[Raw records]
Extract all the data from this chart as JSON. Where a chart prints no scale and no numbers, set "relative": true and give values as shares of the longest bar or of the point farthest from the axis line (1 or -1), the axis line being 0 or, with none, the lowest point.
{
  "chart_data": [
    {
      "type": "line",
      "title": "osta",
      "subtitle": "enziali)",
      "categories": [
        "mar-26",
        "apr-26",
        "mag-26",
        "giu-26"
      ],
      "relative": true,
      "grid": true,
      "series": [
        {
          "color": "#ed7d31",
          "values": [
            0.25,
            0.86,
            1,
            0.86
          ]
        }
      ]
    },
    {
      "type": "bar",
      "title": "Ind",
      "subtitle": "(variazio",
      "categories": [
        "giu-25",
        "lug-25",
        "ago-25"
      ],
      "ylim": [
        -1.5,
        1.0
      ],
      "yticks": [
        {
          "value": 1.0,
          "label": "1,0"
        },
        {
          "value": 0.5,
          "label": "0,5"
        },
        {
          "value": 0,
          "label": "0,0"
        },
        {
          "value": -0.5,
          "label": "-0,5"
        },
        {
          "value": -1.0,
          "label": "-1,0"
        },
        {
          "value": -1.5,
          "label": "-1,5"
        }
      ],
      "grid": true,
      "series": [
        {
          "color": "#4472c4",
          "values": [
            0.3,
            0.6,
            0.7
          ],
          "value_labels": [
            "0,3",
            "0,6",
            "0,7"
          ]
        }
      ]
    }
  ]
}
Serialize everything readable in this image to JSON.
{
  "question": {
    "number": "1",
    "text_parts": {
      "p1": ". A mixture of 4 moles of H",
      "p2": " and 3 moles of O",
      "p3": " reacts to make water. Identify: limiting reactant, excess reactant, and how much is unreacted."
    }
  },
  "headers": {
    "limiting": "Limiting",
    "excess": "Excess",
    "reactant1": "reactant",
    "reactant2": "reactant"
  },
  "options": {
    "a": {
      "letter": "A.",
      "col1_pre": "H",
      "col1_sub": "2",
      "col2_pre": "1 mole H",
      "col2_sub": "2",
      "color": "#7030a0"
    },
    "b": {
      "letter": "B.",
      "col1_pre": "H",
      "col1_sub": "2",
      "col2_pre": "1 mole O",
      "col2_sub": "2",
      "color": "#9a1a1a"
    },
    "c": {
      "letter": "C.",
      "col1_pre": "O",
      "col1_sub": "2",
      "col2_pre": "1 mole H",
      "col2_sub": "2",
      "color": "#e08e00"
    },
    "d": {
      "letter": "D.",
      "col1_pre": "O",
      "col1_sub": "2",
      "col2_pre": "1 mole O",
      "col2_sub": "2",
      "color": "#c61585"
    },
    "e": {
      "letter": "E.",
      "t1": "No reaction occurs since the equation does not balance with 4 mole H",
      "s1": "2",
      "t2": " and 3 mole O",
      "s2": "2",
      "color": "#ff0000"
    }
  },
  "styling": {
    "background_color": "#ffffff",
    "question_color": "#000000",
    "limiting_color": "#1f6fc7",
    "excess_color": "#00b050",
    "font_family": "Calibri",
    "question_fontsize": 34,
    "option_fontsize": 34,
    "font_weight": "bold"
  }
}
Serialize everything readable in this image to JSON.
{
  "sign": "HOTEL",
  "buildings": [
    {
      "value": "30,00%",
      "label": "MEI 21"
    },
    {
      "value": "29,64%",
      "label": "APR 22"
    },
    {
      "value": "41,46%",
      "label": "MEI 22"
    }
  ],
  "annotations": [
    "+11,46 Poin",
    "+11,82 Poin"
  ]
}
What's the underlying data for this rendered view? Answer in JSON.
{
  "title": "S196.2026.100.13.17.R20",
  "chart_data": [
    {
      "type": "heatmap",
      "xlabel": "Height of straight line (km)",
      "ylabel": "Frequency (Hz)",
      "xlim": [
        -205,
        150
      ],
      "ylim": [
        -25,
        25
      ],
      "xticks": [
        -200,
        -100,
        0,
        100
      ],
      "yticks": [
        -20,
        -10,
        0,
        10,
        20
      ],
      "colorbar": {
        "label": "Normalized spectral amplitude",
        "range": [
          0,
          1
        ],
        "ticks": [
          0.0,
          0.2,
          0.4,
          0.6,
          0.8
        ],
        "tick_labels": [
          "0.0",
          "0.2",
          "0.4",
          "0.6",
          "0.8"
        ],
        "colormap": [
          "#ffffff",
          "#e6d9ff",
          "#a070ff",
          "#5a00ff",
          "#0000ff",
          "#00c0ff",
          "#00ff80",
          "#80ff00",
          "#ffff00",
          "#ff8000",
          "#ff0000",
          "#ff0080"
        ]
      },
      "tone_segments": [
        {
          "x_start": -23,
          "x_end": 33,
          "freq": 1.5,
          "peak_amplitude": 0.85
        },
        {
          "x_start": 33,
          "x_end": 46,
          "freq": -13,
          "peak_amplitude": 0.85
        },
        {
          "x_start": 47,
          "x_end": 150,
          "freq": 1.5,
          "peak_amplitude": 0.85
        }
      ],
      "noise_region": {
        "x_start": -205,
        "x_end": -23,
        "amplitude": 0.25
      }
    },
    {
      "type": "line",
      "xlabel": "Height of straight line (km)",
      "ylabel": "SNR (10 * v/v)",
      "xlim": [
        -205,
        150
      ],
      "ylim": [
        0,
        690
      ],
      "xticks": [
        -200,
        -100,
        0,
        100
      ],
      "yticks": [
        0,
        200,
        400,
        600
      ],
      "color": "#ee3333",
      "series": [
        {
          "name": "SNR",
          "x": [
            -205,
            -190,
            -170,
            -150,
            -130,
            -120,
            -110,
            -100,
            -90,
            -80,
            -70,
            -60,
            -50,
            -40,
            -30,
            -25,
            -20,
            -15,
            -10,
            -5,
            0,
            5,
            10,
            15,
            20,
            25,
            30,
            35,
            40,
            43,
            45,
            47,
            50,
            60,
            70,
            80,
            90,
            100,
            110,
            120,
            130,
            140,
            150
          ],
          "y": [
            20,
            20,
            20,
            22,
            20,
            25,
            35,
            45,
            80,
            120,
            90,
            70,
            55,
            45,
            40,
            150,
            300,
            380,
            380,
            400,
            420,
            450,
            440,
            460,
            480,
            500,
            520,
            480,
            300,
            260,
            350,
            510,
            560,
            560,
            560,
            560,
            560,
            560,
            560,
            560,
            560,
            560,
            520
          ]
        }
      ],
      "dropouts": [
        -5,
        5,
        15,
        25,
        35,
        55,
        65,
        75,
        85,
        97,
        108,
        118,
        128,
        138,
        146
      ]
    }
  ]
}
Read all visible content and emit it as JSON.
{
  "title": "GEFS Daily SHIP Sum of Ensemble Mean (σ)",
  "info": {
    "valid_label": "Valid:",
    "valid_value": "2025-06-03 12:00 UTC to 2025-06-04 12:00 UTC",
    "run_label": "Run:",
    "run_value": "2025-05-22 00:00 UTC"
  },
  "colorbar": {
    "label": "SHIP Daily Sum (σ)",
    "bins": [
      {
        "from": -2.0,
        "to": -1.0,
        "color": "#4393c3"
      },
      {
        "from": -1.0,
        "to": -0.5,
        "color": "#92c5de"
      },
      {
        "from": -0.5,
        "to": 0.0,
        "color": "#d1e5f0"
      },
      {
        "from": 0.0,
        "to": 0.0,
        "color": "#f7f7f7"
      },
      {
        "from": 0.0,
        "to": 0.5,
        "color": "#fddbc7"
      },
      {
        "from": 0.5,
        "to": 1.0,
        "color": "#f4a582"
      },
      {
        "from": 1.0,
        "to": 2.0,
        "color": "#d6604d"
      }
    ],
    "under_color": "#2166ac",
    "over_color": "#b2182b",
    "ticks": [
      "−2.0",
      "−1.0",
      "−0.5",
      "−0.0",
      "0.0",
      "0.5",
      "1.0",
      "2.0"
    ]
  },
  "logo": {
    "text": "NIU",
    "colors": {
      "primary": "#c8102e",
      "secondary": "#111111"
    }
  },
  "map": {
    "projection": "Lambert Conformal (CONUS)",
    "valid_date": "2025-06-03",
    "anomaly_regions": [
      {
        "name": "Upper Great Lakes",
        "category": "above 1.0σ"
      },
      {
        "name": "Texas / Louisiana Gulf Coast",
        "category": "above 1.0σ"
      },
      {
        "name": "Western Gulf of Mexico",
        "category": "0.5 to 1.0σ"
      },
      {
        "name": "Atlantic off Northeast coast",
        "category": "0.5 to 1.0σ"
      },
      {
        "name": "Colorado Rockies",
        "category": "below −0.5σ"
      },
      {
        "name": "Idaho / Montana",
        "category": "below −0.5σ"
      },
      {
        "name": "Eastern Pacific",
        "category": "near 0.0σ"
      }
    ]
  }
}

● **Instruction**: Pull out all lines of the data with the string "SHIP".

● **The result**:
  "title": "GEFS Daily SHIP Sum of Ensemble Mean (σ)",
    "label": "SHIP Daily Sum (σ)",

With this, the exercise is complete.